Instructions for the task >>
Gather up every line from the entries below that uses the word "ylabel".

Data for processing >>
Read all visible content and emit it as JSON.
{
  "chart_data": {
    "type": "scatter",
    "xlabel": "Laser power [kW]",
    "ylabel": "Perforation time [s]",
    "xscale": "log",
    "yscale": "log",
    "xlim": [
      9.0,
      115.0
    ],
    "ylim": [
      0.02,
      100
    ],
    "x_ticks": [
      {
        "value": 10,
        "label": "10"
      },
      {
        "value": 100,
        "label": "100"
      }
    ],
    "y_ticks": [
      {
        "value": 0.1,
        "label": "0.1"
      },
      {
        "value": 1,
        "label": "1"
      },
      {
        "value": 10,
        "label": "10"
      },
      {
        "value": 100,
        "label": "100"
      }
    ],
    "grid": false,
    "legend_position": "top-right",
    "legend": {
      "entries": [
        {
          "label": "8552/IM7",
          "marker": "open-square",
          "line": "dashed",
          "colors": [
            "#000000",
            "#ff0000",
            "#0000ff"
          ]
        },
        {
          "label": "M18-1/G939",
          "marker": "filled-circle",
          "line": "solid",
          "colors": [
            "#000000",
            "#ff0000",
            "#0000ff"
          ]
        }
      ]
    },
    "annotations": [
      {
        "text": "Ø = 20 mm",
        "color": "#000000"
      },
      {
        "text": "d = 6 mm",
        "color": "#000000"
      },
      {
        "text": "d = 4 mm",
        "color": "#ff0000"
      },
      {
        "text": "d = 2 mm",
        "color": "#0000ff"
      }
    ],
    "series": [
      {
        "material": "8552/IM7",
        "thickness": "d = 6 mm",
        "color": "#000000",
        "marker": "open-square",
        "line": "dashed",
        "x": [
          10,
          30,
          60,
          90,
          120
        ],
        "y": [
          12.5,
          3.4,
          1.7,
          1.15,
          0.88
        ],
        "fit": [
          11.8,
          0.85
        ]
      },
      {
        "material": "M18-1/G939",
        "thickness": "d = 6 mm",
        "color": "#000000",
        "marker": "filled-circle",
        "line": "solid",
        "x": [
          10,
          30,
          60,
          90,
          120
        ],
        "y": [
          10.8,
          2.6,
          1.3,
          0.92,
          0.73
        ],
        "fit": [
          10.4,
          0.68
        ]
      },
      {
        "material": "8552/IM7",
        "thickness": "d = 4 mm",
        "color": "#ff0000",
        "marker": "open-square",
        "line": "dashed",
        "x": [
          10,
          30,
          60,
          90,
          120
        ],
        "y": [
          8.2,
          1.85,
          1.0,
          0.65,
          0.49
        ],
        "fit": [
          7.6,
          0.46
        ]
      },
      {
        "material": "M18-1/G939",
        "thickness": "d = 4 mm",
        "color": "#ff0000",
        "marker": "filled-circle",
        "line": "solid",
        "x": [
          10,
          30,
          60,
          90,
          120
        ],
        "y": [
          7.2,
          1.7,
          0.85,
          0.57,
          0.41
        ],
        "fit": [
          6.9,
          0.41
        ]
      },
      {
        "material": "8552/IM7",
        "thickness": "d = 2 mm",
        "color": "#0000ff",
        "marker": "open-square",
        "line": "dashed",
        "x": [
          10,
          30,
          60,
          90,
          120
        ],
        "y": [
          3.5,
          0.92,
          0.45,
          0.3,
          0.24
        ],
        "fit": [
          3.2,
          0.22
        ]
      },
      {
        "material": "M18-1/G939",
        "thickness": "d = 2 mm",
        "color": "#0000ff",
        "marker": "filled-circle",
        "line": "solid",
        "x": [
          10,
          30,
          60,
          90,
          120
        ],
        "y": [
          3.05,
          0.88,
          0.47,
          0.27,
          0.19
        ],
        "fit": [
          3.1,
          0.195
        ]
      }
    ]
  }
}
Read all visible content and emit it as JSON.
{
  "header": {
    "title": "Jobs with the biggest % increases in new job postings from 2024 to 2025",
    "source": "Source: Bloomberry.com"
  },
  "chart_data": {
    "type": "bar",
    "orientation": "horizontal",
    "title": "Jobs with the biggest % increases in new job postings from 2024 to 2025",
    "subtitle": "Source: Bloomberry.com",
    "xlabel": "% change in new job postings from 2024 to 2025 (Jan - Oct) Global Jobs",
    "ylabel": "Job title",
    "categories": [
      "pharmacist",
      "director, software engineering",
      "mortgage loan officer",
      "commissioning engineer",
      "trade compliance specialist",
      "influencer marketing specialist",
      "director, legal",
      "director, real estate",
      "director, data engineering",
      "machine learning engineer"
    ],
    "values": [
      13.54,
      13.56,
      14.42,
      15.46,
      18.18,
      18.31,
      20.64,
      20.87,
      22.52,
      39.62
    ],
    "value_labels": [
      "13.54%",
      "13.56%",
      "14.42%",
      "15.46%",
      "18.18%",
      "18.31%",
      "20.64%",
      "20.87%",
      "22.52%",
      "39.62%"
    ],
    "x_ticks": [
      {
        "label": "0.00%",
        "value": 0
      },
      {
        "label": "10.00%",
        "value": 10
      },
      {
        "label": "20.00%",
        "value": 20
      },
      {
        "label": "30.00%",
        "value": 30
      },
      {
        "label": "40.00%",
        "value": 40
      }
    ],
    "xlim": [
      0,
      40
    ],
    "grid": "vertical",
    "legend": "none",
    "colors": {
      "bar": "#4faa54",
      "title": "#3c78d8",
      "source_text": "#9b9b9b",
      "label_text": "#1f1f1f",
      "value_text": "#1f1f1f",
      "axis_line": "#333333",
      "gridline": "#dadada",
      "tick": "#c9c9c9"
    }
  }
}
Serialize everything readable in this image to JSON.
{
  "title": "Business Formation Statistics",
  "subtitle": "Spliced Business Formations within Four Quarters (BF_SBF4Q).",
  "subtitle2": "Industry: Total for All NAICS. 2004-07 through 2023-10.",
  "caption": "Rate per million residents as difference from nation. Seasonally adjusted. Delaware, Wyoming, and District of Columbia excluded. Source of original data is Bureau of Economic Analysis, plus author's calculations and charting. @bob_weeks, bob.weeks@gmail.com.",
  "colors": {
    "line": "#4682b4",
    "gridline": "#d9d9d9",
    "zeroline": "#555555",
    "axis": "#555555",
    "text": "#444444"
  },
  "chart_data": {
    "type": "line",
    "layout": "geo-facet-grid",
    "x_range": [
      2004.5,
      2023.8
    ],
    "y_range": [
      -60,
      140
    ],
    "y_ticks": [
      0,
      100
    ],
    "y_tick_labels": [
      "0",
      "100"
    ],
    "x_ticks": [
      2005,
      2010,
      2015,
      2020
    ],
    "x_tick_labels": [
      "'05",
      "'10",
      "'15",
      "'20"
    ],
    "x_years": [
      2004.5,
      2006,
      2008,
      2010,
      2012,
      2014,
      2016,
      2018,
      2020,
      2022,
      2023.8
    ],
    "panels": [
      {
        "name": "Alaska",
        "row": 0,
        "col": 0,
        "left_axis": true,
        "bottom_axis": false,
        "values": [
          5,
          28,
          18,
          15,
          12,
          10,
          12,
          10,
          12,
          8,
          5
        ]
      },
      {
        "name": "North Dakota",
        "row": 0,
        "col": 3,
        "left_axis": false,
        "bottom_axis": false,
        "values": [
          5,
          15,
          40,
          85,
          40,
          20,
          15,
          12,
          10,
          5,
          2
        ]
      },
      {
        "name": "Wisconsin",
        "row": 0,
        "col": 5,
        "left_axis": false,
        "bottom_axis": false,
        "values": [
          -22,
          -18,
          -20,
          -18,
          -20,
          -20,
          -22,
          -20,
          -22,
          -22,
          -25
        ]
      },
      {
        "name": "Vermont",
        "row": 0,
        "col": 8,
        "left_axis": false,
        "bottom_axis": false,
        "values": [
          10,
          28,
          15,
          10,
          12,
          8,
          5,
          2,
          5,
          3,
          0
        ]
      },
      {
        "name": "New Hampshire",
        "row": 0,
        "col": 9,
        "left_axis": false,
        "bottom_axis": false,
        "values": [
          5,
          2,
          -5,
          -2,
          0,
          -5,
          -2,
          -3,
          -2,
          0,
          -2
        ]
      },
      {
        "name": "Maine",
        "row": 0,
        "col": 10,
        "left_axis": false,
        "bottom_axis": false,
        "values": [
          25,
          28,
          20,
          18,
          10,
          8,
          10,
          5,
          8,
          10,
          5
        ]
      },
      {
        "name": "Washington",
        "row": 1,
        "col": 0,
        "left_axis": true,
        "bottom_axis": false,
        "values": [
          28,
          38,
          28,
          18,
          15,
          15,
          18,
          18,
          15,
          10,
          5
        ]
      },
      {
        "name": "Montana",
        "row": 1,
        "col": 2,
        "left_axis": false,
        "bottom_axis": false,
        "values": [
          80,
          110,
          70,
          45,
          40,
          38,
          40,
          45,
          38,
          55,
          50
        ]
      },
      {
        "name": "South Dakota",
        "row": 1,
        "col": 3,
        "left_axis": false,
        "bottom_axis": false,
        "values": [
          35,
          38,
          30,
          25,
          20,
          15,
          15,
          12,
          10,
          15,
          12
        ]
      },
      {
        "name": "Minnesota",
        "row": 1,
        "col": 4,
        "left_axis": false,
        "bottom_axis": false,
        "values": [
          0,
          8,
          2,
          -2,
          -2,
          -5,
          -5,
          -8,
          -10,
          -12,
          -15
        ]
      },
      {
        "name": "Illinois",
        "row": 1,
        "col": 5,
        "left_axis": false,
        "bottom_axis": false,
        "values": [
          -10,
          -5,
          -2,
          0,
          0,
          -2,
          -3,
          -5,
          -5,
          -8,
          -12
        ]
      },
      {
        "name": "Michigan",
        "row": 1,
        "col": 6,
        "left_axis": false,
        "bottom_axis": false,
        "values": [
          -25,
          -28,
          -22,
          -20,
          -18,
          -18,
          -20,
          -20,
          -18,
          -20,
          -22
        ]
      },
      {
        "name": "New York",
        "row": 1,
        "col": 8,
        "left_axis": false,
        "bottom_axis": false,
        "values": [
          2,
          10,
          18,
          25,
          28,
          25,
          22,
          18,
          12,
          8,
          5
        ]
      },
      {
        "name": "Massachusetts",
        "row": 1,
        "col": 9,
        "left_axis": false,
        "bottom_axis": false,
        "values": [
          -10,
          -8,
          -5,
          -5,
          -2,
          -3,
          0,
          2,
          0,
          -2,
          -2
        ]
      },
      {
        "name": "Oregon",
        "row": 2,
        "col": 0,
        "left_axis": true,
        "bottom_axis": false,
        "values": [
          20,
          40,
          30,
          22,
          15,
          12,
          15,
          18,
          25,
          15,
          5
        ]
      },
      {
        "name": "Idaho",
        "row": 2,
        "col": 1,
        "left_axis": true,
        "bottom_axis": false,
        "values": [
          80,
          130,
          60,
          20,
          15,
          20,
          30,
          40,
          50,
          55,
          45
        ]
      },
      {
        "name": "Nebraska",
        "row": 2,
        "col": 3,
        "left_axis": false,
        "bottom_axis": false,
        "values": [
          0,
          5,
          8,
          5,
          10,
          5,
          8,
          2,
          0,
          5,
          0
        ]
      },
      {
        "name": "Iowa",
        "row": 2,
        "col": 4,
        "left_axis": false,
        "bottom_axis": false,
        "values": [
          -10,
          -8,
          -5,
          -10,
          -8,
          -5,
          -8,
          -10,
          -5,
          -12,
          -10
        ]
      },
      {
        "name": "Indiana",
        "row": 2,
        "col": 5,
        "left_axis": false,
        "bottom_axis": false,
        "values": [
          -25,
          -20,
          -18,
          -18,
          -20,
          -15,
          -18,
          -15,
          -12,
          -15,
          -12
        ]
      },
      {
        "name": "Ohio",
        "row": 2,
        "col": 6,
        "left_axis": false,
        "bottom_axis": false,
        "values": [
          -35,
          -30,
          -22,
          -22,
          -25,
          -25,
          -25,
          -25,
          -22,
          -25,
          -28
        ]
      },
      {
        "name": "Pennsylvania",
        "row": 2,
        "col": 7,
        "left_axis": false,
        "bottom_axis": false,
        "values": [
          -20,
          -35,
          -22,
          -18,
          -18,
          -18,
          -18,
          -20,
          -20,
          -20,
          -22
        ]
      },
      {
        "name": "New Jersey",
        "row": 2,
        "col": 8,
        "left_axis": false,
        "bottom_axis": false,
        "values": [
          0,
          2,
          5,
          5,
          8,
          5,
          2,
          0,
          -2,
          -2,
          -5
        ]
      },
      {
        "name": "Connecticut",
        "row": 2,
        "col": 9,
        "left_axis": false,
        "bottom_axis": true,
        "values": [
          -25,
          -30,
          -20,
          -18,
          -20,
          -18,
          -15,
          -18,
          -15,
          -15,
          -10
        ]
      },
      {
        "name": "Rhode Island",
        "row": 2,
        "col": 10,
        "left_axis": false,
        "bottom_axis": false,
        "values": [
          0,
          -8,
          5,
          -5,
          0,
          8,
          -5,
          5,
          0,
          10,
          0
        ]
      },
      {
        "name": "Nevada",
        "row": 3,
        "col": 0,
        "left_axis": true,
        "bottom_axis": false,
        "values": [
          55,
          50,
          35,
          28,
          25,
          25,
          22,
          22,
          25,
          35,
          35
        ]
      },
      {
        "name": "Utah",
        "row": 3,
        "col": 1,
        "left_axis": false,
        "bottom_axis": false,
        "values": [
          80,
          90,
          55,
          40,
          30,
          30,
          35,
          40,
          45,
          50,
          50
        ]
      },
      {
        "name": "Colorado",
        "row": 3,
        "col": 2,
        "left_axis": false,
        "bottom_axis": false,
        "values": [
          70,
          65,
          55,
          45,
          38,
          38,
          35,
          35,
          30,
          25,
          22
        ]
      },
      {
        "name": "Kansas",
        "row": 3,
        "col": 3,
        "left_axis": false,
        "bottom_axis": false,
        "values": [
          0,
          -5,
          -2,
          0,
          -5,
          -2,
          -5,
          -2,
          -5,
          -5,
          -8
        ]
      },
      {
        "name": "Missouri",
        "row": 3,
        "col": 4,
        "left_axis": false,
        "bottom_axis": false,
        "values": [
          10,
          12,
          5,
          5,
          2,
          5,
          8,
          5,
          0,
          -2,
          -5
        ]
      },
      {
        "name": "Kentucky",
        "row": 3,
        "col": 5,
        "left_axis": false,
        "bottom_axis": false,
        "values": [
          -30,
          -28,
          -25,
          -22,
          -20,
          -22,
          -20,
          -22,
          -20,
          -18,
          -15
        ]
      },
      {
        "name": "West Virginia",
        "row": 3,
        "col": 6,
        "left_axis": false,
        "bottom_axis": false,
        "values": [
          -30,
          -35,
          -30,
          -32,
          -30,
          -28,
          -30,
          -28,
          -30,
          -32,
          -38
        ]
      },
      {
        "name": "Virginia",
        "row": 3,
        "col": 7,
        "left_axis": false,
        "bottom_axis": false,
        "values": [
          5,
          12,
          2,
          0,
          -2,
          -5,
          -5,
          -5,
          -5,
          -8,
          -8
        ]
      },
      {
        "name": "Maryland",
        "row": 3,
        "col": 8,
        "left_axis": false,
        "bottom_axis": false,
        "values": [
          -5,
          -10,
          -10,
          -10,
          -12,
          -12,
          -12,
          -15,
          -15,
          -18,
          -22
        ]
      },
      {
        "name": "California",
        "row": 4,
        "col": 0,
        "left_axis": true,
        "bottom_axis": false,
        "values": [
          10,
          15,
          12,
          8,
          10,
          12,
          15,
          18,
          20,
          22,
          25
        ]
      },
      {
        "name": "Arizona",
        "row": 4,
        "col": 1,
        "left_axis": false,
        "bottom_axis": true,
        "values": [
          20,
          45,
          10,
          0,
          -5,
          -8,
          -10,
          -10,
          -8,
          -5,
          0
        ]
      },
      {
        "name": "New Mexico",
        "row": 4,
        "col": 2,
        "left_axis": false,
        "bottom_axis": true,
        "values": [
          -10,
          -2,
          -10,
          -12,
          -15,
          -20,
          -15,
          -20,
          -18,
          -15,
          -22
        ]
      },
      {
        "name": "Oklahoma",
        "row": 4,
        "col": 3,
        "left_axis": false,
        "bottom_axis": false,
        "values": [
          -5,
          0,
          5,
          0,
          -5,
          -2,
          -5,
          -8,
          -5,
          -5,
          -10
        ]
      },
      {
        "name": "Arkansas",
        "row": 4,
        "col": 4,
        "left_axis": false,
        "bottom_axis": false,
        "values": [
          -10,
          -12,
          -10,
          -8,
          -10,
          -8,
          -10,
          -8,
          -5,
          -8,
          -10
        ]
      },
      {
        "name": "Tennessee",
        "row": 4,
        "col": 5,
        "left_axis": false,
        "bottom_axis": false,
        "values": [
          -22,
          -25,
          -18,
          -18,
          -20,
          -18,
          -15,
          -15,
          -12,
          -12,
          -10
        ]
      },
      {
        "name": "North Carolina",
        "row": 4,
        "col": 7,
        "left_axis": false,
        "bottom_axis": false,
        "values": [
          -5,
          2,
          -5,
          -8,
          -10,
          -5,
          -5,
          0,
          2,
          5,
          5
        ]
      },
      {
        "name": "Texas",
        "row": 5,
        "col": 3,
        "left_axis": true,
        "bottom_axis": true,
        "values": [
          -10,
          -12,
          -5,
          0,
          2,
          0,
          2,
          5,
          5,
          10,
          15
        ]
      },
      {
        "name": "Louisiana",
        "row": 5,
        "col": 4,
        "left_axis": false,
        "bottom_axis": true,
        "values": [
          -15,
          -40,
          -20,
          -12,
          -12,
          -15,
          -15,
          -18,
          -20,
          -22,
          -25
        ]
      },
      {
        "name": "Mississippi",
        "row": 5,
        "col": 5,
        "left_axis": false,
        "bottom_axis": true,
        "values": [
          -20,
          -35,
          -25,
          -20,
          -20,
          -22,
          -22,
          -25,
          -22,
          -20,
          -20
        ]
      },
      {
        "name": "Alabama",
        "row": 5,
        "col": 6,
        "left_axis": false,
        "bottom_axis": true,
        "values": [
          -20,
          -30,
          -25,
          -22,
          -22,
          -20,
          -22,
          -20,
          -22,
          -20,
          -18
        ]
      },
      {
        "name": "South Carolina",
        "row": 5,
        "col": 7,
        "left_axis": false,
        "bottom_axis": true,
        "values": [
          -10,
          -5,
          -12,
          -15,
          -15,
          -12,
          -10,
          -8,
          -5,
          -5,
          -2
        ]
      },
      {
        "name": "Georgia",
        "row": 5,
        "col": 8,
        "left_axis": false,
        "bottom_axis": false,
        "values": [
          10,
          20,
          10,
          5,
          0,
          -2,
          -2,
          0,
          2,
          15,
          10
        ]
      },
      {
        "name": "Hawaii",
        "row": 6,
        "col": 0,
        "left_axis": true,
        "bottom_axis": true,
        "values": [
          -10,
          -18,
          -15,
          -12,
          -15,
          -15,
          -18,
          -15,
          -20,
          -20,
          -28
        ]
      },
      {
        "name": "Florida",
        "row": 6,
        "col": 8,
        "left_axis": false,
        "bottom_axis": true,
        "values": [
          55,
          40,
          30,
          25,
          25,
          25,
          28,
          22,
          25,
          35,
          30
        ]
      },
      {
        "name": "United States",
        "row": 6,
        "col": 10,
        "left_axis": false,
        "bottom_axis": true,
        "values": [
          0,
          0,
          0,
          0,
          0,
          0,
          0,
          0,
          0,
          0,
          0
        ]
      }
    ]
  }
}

Response for this exercise >>
    "ylabel": "Perforation time [s]",
    "ylabel": "Job title",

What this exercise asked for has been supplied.